Von Maria Riederer | 30.03.2013
    Es gibt Bücher, die kann man Kindern in die Hand geben und sie getrost damit alleine lassen. Bücher mit Geschichten, Sachthemen oder Bildern. Aber es gibt auch Bücher, die darauf angelegt sind, ein Gespräch anzustoßen und Geschichten entstehen zu lassen. Der Autor Mikael Krogerus hat, zusammen mit seinem Kollegen Roman Tschäppeler, ein Buch voller Fragen herausgebracht, die sich an Kinder richten – das "Kinderfragebuch".
    - Was ist das schlimmste Schimpfwort, das du kennst? – Woher kennst du es?
    - Welche Farbe hat unsere Erde?
    - Bohrst du manchmal in der Nase? – Was machst du mit dem Popel?
    - Was, glaubst du, passiert, wenn du stirbst?

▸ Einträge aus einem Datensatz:
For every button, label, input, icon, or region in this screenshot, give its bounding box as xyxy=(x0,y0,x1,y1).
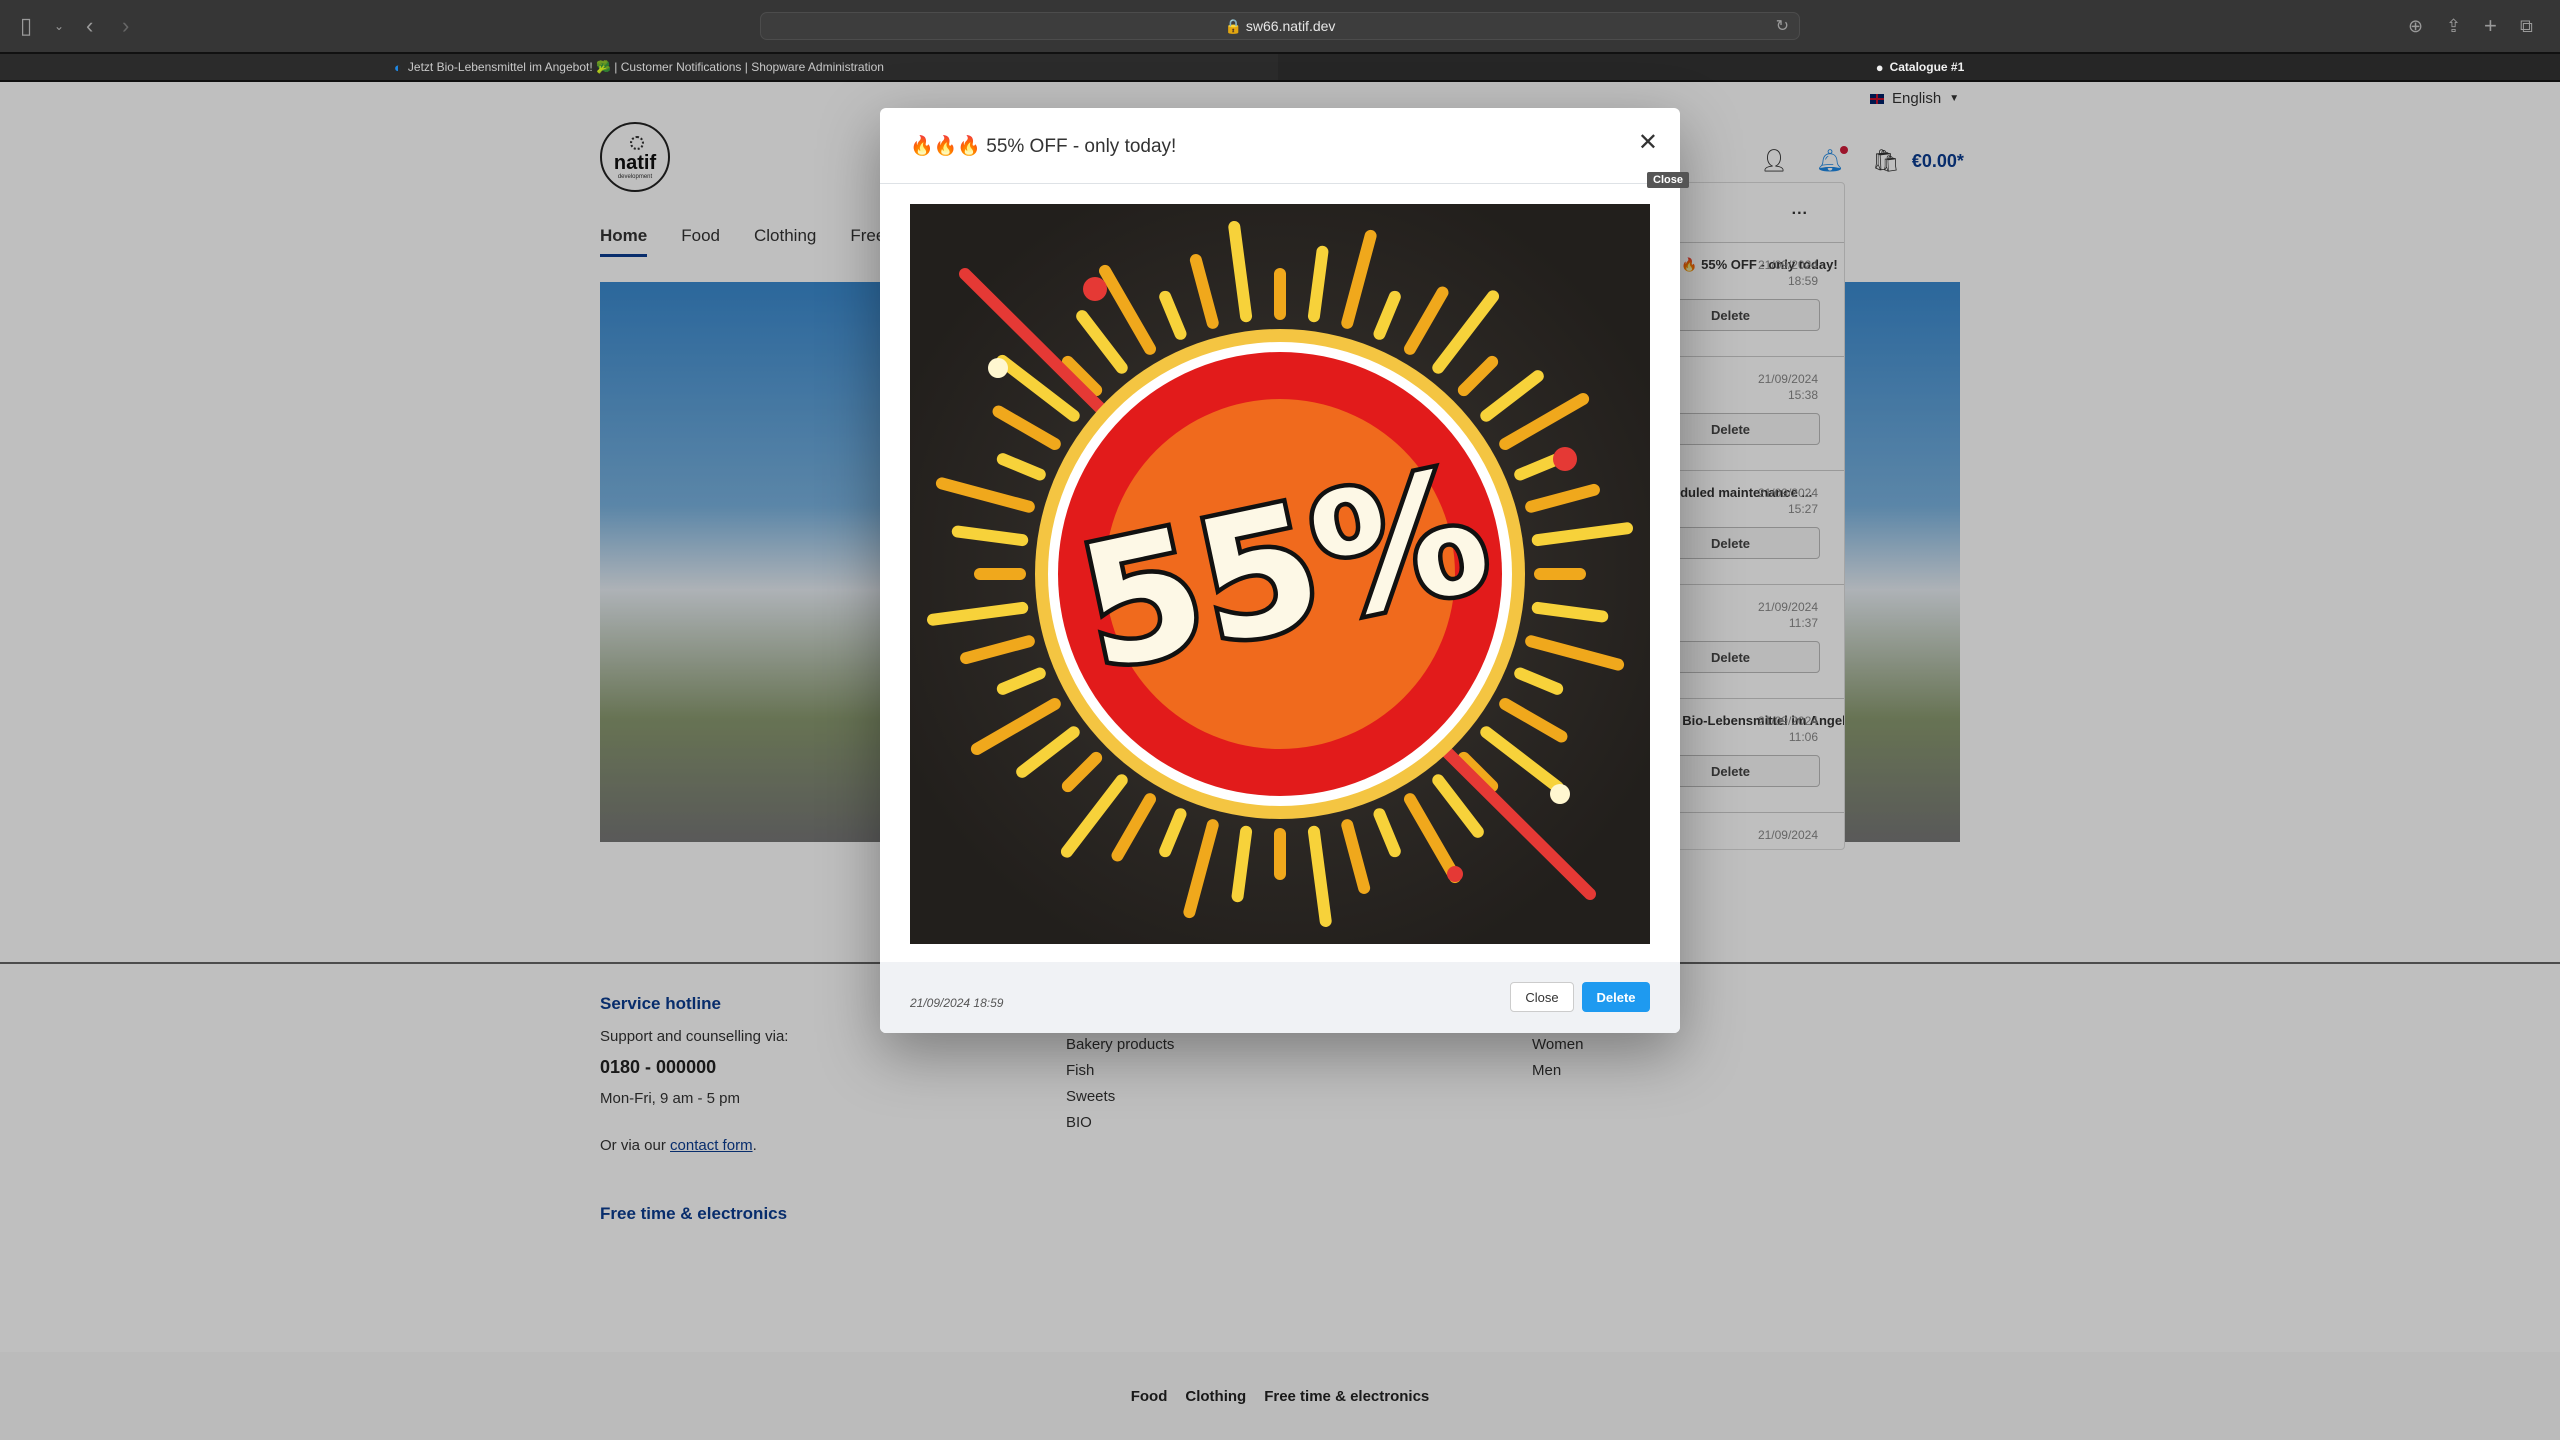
promo-dot xyxy=(1447,866,1463,882)
tab-label: Jetzt Bio-Lebensmittel im Angebot! 🥦 | C… xyxy=(407,60,884,74)
promo-ray xyxy=(1480,370,1544,422)
promo-ray xyxy=(1341,229,1377,329)
promo-ray xyxy=(1159,290,1187,340)
promo-ray xyxy=(1432,290,1500,374)
promo-ray xyxy=(1480,726,1564,794)
promo-ray xyxy=(1514,453,1564,481)
promo-ray xyxy=(1111,793,1156,862)
lock-icon: 🔒 xyxy=(1224,18,1243,34)
promo-ray xyxy=(1404,286,1449,355)
modal-header: 🔥🔥🔥 55% OFF - only today! ✕ xyxy=(880,108,1680,184)
promo-ray xyxy=(951,525,1029,547)
promo-ray xyxy=(1373,290,1401,340)
modal-date: 21/09/2024 18:59 xyxy=(910,996,1004,1010)
tab-overview-icon[interactable]: ⧉ xyxy=(2520,14,2533,38)
promo-ray xyxy=(1404,793,1461,884)
promo-dot xyxy=(988,358,1008,378)
modal-footer: 21/09/2024 18:59 Close Delete xyxy=(880,962,1680,1033)
modal-body: 55% xyxy=(910,204,1650,944)
promo-ray xyxy=(1531,522,1634,547)
promo-ray xyxy=(1432,774,1484,838)
promo-ray xyxy=(992,405,1061,450)
promo-ray xyxy=(926,601,1029,626)
promo-ray xyxy=(1099,264,1156,355)
promo-ray xyxy=(1531,601,1609,623)
promo-ray xyxy=(1060,774,1128,858)
close-icon[interactable]: ✕ xyxy=(1638,128,1658,157)
promo-ray xyxy=(1189,254,1219,329)
catalogue-favicon-icon: ● xyxy=(1875,59,1884,75)
tab-catalogue[interactable]: ● Catalogue #1 xyxy=(1280,54,2560,80)
url-text: sw66.natif.dev xyxy=(1245,18,1336,34)
promo-ray xyxy=(1307,825,1332,928)
tab-label: Catalogue #1 xyxy=(1889,60,1965,74)
promo-ray xyxy=(1016,726,1080,778)
modal-title: 🔥🔥🔥 55% OFF - only today! xyxy=(910,136,1177,157)
promo-ray xyxy=(996,667,1046,695)
promo-ray xyxy=(1514,667,1564,695)
tab-bar: ◐ Jetzt Bio-Lebensmittel im Angebot! 🥦 |… xyxy=(0,52,2560,82)
promo-ray xyxy=(1061,751,1103,793)
promo-ray xyxy=(1183,819,1219,919)
promo-ray xyxy=(1341,819,1371,894)
browser-toolbar: ▯ ⌄ ‹ › 🔒 sw66.natif.dev ↻ ⊕ ⇪ + ⧉ xyxy=(0,0,2560,52)
promo-ray xyxy=(1076,310,1128,374)
share-icon[interactable]: ⇪ xyxy=(2446,14,2461,38)
promo-ray xyxy=(1373,808,1401,858)
close-button[interactable]: Close xyxy=(1510,982,1574,1012)
new-tab-icon[interactable]: + xyxy=(2484,14,2497,38)
forward-icon[interactable]: › xyxy=(122,14,129,38)
shopware-icon: ◐ xyxy=(394,59,402,75)
promo-ray xyxy=(1307,245,1329,323)
promo-ray xyxy=(1525,635,1625,671)
promo-ray xyxy=(1457,355,1499,397)
notification-modal: 🔥🔥🔥 55% OFF - only today! ✕ 55% 21/09/20… xyxy=(880,108,1680,1033)
back-icon[interactable]: ‹ xyxy=(86,14,93,38)
chevron-down-icon[interactable]: ⌄ xyxy=(54,14,64,38)
promo-ray xyxy=(960,635,1035,665)
promo-ray xyxy=(1499,698,1568,743)
promo-ray xyxy=(1159,808,1187,858)
promo-ray xyxy=(1231,825,1253,903)
promo-ray xyxy=(935,477,1035,513)
close-tooltip: Close xyxy=(1647,172,1689,188)
delete-button[interactable]: Delete xyxy=(1582,982,1650,1012)
promo-image: 55% xyxy=(910,204,1650,944)
promo-graphic: 55% xyxy=(926,220,1634,928)
promo-dot xyxy=(1553,447,1577,471)
address-bar[interactable]: 🔒 sw66.natif.dev ↻ xyxy=(760,12,1800,40)
promo-dot xyxy=(1550,784,1570,804)
reload-icon[interactable]: ↻ xyxy=(1776,16,1789,36)
promo-ray xyxy=(1499,393,1590,450)
promo-ray xyxy=(1228,220,1253,323)
promo-dot xyxy=(1083,277,1107,301)
tab-customer-notifications[interactable]: ◐ Jetzt Bio-Lebensmittel im Angebot! 🥦 |… xyxy=(0,54,1278,80)
promo-ray xyxy=(1525,483,1600,513)
promo-ray xyxy=(970,698,1061,755)
promo-ray xyxy=(996,453,1046,481)
sidebar-toggle-icon[interactable]: ▯ xyxy=(20,14,32,38)
download-icon[interactable]: ⊕ xyxy=(2408,14,2423,38)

▸ Aufgaben:
(A) Wiederholen Sie den Abschnitt aus dem Artikel über das Kinderfragebuch wortgetreu: Beginnen Sie bei den Worten „Von Maria Riederer“ und hören Sie nach „kennst du es?“ auf.
(B) Mit wem hat Mikael Krogerus laut dem Artikel über das Kinderfragebuch dieses Buch herausgebracht?
Die Zeilen haben mit dem Artikel über das Kinderfragebuch nichts zu tun.

▸ Lösungen:
(A)
Von Maria Riederer | 30.03.2013
    Es gibt Bücher, die kann man Kindern in die Hand geben und sie getrost damit alleine lassen. Bücher mit Geschichten, Sachthemen oder Bildern. Aber es gibt auch Bücher, die darauf angelegt sind, ein Gespräch anzustoßen und Geschichten entstehen zu lassen. Der Autor Mikael Krogerus hat, zusammen mit seinem Kollegen Roman Tschäppeler, ein Buch voller Fragen herausgebracht, die sich an Kinder richten – das "Kinderfragebuch".
    - Was ist das schlimmste Schimpfwort, das du kennst? – Woher kennst du es?

(B) Mit seinem Kollegen Roman Tschäppeler.